What is being asked: Count how many lines contain the word "queried". Respond with the number alone.

(Records from a data collection)
◆ ◆ ◆

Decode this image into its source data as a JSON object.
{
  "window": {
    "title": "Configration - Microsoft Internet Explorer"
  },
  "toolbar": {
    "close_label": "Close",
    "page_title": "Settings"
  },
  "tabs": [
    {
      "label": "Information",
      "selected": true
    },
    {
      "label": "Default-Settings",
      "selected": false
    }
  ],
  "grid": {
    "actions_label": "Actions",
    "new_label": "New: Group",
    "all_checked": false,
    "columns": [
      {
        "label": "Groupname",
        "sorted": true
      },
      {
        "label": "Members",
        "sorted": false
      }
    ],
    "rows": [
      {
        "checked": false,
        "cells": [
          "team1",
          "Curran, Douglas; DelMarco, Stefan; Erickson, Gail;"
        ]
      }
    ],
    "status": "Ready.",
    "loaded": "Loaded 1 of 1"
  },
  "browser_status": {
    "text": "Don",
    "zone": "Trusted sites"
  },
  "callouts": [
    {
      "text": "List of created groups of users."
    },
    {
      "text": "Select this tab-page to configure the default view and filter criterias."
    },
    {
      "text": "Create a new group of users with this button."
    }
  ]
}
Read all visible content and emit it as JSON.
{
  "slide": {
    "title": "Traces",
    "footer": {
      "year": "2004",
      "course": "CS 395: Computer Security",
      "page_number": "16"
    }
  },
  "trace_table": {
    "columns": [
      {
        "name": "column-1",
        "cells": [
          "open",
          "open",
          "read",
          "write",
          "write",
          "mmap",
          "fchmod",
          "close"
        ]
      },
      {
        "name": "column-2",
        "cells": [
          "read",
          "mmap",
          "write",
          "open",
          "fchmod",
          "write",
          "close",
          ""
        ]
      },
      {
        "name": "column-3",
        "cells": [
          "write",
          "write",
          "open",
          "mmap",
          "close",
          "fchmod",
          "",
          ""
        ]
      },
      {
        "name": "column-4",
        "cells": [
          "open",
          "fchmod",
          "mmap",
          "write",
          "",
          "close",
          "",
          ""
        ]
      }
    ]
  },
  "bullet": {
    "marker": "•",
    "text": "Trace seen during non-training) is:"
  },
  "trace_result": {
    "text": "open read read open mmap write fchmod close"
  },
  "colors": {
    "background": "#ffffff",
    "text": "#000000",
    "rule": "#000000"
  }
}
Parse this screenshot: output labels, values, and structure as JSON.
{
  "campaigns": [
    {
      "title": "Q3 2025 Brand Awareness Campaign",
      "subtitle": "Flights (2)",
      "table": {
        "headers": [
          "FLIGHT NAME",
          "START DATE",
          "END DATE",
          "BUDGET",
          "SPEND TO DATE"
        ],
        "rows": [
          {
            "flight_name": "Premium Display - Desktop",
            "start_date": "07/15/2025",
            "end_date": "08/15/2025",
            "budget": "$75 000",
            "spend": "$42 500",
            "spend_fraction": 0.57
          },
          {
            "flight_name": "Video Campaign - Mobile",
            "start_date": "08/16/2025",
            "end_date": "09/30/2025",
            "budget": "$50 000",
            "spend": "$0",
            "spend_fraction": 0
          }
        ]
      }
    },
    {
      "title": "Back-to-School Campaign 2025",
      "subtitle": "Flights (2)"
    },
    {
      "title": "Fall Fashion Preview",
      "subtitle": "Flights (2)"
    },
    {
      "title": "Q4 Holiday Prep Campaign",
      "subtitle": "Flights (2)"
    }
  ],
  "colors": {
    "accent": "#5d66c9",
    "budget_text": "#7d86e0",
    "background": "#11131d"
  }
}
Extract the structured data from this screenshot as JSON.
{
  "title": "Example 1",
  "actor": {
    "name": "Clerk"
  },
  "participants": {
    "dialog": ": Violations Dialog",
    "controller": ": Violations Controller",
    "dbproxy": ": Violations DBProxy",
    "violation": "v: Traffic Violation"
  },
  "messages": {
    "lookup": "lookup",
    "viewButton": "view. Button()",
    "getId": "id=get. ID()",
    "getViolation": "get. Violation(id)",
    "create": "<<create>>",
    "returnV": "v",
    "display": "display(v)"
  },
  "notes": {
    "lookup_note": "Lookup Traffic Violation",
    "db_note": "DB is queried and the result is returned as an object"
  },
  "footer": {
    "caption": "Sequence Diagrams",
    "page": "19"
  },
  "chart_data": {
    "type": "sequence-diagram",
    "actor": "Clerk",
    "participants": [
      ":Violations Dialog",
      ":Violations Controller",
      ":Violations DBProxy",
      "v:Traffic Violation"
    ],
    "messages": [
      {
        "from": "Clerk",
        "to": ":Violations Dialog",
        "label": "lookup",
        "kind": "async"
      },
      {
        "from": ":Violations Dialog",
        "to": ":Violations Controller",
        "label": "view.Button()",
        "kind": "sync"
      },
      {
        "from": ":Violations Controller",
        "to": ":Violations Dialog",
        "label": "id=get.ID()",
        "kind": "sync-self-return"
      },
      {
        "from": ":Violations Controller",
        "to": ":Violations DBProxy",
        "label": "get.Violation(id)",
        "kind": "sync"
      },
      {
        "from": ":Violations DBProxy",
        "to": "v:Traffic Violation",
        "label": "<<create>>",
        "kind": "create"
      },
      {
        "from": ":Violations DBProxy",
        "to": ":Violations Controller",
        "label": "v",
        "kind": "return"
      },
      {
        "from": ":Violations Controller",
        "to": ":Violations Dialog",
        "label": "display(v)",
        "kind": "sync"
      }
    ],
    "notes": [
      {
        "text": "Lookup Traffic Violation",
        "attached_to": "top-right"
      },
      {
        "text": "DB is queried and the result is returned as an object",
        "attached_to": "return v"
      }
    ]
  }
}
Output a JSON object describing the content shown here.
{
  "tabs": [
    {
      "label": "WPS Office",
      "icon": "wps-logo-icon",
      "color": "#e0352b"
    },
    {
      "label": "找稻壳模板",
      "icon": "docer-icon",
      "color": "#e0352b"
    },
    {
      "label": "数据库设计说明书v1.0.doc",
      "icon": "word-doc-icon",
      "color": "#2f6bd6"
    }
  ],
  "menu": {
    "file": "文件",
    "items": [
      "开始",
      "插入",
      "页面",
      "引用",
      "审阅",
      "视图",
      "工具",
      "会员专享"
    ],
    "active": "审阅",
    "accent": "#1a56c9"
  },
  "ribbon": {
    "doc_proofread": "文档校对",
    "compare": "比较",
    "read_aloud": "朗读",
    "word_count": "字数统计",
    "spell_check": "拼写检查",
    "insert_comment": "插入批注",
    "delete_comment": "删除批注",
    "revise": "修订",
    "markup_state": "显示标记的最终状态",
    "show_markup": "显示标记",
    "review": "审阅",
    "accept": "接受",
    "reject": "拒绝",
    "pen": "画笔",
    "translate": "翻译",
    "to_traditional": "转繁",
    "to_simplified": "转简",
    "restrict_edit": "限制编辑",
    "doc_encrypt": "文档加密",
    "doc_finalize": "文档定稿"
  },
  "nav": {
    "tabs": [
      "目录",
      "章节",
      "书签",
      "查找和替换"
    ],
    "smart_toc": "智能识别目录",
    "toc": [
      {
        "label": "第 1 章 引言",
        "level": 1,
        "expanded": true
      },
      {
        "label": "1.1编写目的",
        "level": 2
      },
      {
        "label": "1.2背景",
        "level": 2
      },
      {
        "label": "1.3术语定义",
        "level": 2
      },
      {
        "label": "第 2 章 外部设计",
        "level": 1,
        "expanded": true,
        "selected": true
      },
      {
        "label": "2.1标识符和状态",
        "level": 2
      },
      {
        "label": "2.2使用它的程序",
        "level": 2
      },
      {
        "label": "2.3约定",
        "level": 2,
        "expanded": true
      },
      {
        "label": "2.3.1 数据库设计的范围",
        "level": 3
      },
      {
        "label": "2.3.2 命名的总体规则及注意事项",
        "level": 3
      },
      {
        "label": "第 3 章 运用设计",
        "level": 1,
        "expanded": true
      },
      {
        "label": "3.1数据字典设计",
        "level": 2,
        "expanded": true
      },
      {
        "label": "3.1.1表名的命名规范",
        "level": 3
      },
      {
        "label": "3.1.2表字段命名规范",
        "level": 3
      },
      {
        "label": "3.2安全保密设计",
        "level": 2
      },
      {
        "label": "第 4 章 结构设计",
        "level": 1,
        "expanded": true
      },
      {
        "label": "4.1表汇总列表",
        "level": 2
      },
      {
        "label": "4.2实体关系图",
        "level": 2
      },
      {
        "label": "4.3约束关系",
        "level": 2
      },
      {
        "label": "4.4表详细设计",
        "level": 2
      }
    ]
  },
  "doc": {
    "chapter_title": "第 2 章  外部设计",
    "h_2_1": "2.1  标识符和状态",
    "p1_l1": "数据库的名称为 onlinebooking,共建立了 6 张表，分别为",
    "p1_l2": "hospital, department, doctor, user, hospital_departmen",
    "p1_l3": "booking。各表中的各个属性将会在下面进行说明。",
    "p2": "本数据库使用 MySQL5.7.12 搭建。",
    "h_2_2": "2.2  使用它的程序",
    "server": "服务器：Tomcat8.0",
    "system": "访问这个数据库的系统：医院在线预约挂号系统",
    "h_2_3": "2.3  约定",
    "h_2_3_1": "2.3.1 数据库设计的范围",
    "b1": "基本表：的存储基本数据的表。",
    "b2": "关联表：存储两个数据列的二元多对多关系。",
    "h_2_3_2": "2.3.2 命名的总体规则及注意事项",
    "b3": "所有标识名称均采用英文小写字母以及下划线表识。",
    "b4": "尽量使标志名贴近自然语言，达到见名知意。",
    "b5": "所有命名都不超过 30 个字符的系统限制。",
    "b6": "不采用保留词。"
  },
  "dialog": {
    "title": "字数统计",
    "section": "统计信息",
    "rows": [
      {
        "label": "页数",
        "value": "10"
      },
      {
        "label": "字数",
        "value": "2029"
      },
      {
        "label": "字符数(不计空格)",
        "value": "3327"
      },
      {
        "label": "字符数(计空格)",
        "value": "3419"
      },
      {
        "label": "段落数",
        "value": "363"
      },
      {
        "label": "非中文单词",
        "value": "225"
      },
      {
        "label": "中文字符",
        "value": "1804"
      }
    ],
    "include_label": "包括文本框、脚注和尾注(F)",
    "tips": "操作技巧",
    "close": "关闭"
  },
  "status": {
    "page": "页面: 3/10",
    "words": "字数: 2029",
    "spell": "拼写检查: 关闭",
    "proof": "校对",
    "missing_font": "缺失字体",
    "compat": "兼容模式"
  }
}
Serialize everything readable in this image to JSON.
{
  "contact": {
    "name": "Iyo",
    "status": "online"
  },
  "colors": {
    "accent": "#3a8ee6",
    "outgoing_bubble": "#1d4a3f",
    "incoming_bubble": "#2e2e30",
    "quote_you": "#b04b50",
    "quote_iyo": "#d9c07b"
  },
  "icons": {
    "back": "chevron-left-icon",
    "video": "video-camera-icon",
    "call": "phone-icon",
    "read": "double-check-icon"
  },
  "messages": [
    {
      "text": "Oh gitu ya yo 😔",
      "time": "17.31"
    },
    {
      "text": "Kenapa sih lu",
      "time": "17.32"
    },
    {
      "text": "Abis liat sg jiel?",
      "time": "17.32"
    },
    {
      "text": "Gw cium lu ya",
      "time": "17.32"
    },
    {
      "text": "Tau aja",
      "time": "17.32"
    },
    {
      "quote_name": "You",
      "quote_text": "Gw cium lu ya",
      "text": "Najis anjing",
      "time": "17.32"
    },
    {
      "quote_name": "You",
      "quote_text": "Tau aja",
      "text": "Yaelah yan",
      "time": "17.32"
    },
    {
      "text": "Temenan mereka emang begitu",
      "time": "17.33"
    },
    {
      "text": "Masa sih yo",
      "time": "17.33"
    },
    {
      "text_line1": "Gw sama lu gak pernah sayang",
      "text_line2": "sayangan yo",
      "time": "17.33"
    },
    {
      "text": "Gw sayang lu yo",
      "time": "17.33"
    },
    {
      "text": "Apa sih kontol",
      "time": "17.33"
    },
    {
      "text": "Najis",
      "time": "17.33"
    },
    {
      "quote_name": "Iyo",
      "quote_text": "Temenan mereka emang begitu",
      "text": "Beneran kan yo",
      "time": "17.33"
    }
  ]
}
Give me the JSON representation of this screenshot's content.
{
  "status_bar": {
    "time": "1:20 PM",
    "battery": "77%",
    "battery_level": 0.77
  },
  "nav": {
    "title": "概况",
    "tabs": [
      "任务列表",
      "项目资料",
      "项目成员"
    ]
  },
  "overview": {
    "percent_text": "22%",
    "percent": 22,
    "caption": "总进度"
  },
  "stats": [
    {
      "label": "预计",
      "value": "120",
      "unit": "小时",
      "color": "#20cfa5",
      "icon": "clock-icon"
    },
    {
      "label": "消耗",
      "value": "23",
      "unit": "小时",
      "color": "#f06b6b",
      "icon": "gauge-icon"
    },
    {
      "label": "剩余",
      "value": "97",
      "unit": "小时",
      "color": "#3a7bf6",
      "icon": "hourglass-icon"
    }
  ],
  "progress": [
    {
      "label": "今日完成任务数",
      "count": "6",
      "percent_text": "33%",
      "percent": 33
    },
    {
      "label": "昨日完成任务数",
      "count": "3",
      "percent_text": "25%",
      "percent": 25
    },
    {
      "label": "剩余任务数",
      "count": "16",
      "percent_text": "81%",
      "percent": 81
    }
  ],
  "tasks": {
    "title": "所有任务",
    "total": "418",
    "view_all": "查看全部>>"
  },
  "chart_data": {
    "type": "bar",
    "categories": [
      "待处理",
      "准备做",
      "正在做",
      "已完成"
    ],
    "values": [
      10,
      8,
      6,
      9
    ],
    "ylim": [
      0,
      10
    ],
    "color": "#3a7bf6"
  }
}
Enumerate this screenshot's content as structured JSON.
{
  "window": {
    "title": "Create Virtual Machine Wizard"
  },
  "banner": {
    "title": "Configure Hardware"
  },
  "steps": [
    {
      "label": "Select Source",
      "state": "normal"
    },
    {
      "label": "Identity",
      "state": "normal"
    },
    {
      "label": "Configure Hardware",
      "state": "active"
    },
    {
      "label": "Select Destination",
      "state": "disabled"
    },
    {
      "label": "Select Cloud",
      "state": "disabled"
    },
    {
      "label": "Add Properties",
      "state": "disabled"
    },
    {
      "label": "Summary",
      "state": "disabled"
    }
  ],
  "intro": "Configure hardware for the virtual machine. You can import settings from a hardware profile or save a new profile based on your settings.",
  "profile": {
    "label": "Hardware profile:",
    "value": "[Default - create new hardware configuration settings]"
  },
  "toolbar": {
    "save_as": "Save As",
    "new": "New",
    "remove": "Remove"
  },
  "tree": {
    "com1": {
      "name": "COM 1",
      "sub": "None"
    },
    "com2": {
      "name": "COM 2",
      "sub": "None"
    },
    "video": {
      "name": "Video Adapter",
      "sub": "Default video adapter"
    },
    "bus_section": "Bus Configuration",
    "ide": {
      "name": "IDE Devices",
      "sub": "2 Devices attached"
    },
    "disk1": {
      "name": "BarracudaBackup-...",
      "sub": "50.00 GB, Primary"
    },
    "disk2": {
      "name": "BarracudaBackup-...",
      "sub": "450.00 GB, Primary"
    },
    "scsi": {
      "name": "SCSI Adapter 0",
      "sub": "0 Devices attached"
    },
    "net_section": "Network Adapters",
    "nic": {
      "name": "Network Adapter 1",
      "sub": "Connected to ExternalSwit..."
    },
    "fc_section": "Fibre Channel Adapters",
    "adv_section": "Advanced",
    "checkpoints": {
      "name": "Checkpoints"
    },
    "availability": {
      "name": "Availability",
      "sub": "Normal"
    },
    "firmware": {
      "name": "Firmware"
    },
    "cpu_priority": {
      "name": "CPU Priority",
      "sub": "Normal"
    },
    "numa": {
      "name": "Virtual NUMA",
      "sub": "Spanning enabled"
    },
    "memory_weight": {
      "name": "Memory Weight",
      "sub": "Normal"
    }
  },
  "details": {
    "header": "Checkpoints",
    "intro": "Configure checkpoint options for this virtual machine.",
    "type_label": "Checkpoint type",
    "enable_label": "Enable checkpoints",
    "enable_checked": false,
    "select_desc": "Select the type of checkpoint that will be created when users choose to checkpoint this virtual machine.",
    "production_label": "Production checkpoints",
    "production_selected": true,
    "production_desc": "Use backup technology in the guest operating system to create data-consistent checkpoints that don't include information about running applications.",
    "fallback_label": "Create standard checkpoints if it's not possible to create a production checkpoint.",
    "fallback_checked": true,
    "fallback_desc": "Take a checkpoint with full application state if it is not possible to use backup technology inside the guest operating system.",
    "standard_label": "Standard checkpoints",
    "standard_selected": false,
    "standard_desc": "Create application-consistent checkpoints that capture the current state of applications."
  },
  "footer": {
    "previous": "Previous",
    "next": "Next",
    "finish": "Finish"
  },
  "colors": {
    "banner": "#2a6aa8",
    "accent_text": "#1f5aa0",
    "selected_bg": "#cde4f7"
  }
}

◆ ◆ ◆

Solution to this task: 2